___ SOURCE MATERIAL

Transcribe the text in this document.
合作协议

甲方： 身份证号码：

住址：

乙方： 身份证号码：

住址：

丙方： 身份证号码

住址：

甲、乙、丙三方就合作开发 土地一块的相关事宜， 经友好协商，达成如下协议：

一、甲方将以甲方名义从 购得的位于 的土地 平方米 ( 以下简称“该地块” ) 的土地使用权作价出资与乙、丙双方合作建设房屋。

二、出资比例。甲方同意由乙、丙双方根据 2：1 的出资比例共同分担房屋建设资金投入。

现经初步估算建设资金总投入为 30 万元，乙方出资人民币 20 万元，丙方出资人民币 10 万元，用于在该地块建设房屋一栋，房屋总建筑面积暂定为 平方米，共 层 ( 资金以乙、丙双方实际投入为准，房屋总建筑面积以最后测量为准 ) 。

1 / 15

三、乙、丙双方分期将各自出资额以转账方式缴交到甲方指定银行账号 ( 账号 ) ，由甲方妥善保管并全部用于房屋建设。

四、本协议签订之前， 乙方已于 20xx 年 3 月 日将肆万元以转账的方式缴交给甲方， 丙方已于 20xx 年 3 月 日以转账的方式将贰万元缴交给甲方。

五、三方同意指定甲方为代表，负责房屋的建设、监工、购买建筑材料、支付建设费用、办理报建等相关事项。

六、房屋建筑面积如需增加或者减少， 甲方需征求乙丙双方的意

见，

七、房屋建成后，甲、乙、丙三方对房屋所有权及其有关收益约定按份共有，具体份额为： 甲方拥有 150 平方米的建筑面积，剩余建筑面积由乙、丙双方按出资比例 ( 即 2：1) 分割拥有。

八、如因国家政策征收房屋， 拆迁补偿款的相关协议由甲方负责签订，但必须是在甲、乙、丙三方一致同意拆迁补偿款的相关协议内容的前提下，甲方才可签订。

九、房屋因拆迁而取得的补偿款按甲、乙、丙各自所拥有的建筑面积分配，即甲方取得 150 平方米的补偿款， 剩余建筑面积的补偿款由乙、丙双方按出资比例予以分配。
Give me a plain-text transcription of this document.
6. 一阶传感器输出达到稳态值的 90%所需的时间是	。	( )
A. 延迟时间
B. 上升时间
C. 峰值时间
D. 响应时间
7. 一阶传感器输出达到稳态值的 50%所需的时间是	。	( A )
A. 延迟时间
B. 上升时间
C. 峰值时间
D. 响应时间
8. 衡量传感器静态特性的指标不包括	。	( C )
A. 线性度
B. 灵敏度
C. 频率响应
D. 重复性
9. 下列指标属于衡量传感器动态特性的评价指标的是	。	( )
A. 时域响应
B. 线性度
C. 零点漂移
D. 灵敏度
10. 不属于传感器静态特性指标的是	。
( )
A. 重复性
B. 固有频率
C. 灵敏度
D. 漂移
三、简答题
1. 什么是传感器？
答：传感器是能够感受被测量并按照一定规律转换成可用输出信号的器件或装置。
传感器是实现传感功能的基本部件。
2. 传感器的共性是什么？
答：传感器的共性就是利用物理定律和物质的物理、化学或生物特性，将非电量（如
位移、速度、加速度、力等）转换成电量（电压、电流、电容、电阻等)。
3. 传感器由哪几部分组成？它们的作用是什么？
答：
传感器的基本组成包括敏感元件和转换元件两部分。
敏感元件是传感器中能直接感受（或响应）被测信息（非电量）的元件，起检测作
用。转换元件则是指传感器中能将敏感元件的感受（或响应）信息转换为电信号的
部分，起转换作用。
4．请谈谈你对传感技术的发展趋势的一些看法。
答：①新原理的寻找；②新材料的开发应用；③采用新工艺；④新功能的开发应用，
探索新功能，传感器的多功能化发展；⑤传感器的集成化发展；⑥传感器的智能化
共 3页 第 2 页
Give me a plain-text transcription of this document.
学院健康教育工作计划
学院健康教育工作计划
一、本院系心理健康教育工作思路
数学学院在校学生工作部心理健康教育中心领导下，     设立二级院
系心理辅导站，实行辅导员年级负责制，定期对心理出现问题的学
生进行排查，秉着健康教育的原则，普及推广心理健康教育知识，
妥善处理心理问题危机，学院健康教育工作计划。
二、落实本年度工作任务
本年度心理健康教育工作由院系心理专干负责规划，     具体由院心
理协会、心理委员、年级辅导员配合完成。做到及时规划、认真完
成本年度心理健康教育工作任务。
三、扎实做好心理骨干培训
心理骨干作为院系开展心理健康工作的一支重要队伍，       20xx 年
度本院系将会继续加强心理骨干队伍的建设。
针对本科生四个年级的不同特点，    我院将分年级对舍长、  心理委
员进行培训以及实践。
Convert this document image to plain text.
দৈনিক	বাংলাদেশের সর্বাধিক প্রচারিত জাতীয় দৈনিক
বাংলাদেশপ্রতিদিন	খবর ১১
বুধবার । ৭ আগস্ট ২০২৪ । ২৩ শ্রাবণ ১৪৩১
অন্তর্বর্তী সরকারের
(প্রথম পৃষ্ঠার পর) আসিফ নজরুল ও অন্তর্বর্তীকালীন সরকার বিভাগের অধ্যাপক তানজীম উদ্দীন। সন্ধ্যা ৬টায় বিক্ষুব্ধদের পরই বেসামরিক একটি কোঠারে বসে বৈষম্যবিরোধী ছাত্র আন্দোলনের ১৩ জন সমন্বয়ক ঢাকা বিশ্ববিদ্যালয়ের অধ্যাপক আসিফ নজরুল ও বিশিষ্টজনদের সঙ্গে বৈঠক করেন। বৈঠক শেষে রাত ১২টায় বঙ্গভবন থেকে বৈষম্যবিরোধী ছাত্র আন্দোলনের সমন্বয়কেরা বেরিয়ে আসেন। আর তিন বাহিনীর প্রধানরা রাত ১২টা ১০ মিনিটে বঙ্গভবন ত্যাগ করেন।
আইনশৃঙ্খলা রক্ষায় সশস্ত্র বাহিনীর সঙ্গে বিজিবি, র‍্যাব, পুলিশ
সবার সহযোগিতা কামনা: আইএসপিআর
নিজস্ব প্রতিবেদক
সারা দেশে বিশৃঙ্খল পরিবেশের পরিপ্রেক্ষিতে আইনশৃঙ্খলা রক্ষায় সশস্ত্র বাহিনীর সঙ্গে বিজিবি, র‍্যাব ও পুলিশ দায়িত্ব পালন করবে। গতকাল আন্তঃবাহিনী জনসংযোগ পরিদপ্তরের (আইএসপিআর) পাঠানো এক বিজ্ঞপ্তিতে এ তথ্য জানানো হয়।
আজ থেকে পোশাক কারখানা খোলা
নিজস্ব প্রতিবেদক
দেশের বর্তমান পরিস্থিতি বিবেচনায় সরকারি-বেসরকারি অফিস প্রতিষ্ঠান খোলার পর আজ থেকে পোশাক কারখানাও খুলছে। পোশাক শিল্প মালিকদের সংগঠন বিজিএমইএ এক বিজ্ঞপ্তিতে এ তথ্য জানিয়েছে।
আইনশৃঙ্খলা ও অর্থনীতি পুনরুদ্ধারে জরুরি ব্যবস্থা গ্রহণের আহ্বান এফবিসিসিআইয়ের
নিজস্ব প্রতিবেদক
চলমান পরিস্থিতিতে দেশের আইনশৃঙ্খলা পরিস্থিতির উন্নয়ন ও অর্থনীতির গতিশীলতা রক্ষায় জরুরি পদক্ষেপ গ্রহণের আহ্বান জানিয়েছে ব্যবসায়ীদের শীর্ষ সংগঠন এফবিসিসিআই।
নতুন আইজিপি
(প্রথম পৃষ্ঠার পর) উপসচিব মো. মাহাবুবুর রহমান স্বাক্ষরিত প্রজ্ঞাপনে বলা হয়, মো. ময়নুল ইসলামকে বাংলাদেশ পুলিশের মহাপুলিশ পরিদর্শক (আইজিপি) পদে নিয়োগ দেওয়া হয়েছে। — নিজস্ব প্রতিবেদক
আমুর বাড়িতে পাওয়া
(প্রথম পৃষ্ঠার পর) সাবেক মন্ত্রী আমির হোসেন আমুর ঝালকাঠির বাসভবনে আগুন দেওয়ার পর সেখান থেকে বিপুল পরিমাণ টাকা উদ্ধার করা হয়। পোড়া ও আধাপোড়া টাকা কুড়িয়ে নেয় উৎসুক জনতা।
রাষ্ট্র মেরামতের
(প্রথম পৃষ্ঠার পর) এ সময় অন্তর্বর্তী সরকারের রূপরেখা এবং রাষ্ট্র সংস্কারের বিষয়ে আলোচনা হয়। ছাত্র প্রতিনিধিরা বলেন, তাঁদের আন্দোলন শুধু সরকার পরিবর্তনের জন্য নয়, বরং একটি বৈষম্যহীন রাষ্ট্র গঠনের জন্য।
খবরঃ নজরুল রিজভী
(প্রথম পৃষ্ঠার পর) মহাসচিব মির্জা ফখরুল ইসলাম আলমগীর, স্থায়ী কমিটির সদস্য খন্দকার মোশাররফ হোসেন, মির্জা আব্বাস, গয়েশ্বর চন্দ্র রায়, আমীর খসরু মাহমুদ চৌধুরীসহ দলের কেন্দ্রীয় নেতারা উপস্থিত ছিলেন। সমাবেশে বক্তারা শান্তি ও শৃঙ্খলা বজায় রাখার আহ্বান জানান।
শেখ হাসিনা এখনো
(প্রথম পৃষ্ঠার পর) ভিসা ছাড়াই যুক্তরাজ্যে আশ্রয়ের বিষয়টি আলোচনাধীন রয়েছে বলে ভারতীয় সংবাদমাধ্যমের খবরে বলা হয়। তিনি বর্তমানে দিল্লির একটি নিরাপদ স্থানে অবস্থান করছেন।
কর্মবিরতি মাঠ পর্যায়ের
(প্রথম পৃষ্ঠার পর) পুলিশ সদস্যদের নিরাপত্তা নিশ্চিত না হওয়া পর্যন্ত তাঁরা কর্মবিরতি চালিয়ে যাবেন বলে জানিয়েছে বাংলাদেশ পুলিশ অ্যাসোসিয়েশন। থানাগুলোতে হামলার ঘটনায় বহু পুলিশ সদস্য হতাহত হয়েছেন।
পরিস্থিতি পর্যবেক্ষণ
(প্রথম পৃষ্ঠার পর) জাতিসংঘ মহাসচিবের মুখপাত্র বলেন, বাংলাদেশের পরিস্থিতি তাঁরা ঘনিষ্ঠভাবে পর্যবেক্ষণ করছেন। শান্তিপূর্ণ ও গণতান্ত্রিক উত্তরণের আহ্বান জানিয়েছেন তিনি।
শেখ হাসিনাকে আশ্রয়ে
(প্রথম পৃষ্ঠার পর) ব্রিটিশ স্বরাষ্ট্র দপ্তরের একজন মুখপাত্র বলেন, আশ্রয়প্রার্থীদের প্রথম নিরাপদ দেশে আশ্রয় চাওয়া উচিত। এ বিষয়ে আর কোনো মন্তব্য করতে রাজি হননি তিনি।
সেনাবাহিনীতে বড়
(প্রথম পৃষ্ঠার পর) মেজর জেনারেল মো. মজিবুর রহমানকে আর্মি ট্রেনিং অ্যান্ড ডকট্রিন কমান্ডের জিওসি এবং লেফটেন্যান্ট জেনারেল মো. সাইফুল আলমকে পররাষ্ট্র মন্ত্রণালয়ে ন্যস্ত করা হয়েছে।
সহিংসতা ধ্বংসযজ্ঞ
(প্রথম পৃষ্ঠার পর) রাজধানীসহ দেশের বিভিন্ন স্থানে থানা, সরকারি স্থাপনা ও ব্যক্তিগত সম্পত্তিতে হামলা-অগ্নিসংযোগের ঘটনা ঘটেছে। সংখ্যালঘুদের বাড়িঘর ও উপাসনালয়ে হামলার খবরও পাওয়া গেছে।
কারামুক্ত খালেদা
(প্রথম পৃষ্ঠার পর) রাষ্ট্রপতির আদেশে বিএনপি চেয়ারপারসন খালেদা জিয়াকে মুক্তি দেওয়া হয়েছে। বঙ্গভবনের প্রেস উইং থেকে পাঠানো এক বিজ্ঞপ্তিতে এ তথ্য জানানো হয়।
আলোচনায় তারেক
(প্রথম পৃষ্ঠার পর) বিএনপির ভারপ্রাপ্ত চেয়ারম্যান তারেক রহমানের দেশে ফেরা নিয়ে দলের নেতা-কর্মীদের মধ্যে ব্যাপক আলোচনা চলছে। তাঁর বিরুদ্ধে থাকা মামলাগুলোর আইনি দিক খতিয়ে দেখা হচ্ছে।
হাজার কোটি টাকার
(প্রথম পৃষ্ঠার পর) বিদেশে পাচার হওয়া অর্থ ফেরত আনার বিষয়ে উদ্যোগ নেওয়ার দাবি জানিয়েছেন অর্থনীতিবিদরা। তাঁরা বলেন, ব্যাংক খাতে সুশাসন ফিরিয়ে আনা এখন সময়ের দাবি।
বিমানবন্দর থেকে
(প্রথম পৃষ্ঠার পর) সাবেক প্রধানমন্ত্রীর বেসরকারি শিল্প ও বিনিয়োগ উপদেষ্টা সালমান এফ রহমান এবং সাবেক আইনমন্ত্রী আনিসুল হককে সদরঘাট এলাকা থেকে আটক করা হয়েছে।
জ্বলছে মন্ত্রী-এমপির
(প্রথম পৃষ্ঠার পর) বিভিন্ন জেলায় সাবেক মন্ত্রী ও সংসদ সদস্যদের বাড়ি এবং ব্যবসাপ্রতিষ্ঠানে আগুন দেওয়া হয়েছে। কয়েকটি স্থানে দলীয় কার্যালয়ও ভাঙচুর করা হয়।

______

## STATED EXERCISE
Report all lines of the data above that include the string "আইএসপ".

## SOLUTION
সবার সহযোগিতা কামনা: আইএসপিআর
সারা দেশে বিশৃঙ্খল পরিবেশের পরিপ্রেক্ষিতে আইনশৃঙ্খলা রক্ষায় সশস্ত্র বাহিনীর সঙ্গে বিজিবি, র‍্যাব ও পুলিশ দায়িত্ব পালন করবে। গতকাল আন্তঃবাহিনী জনসংযোগ পরিদপ্তরের (আইএসপিআর) পাঠানো এক বিজ্ঞপ্তিতে এ তথ্য জানানো হয়।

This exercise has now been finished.